▶ [EXERCISE REQUIREMENTS]
Copy all the material below, exactly as it stands.

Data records
--- Begin ---
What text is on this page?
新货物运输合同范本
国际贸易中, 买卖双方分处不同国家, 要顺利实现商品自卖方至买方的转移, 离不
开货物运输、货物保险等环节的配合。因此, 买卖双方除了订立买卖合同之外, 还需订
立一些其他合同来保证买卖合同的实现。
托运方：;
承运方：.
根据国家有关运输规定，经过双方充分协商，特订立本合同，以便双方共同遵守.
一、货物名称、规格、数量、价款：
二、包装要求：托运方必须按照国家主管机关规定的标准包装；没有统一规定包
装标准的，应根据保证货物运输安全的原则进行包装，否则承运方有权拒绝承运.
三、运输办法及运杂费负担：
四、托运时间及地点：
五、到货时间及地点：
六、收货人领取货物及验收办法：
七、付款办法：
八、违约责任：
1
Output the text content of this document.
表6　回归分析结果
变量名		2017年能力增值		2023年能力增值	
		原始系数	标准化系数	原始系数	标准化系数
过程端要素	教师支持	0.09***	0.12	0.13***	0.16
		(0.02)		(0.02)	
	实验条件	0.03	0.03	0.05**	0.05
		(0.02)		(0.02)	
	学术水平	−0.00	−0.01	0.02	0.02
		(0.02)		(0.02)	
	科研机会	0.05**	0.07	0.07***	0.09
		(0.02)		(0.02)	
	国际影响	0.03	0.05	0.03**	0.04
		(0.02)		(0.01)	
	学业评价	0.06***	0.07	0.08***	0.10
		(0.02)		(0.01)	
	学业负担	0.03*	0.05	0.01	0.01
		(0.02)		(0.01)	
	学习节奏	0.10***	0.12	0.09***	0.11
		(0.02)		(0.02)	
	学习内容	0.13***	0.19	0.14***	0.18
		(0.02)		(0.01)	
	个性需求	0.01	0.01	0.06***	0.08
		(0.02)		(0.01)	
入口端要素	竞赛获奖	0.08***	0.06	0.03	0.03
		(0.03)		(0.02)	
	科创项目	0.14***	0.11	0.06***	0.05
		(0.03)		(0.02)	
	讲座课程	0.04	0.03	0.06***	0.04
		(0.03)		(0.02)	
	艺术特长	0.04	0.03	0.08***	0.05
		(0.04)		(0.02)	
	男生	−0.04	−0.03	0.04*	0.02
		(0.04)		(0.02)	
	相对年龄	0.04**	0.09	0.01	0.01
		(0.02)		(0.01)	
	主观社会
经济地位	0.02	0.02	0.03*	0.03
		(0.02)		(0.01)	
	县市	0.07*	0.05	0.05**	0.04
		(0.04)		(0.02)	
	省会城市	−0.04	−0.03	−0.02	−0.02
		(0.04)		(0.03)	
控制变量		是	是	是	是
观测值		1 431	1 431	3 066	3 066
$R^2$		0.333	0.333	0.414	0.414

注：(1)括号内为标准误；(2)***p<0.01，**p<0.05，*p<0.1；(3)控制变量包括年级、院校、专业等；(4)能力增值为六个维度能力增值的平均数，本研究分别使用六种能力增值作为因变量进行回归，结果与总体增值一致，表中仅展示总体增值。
--- End ---
▶ [THE COMPLETED TASK]
What text is on this page?
新货物运输合同范本
国际贸易中, 买卖双方分处不同国家, 要顺利实现商品自卖方至买方的转移, 离不
开货物运输、货物保险等环节的配合。因此, 买卖双方除了订立买卖合同之外, 还需订
立一些其他合同来保证买卖合同的实现。
托运方：;
承运方：.
根据国家有关运输规定，经过双方充分协商，特订立本合同，以便双方共同遵守.
一、货物名称、规格、数量、价款：
二、包装要求：托运方必须按照国家主管机关规定的标准包装；没有统一规定包
装标准的，应根据保证货物运输安全的原则进行包装，否则承运方有权拒绝承运.
三、运输办法及运杂费负担：
四、托运时间及地点：
五、到货时间及地点：
六、收货人领取货物及验收办法：
七、付款办法：
八、违约责任：
1
Output the text content of this document.
表6　回归分析结果
变量名		2017年能力增值		2023年能力增值	
		原始系数	标准化系数	原始系数	标准化系数
过程端要素	教师支持	0.09***	0.12	0.13***	0.16
		(0.02)		(0.02)	
	实验条件	0.03	0.03	0.05**	0.05
		(0.02)		(0.02)	
	学术水平	−0.00	−0.01	0.02	0.02
		(0.02)		(0.02)	
	科研机会	0.05**	0.07	0.07***	0.09
		(0.02)		(0.02)	
	国际影响	0.03	0.05	0.03**	0.04
		(0.02)		(0.01)	
	学业评价	0.06***	0.07	0.08***	0.10
		(0.02)		(0.01)	
	学业负担	0.03*	0.05	0.01	0.01
		(0.02)		(0.01)	
	学习节奏	0.10***	0.12	0.09***	0.11
		(0.02)		(0.02)	
	学习内容	0.13***	0.19	0.14***	0.18
		(0.02)		(0.01)	
	个性需求	0.01	0.01	0.06***	0.08
		(0.02)		(0.01)	
入口端要素	竞赛获奖	0.08***	0.06	0.03	0.03
		(0.03)		(0.02)	
	科创项目	0.14***	0.11	0.06***	0.05
		(0.03)		(0.02)	
	讲座课程	0.04	0.03	0.06***	0.04
		(0.03)		(0.02)	
	艺术特长	0.04	0.03	0.08***	0.05
		(0.04)		(0.02)	
	男生	−0.04	−0.03	0.04*	0.02
		(0.04)		(0.02)	
	相对年龄	0.04**	0.09	0.01	0.01
		(0.02)		(0.01)	
	主观社会
经济地位	0.02	0.02	0.03*	0.03
		(0.02)		(0.01)	
	县市	0.07*	0.05	0.05**	0.04
		(0.04)		(0.02)	
	省会城市	−0.04	−0.03	−0.02	−0.02
		(0.04)		(0.03)	
控制变量		是	是	是	是
观测值		1 431	1 431	3 066	3 066
$R^2$		0.333	0.333	0.414	0.414

注：(1)括号内为标准误；(2)***p<0.01，**p<0.05，*p<0.1；(3)控制变量包括年级、院校、专业等；(4)能力增值为六个维度能力增值的平均数，本研究分别使用六种能力增值作为因变量进行回归，结果与总体增值一致，表中仅展示总体增值。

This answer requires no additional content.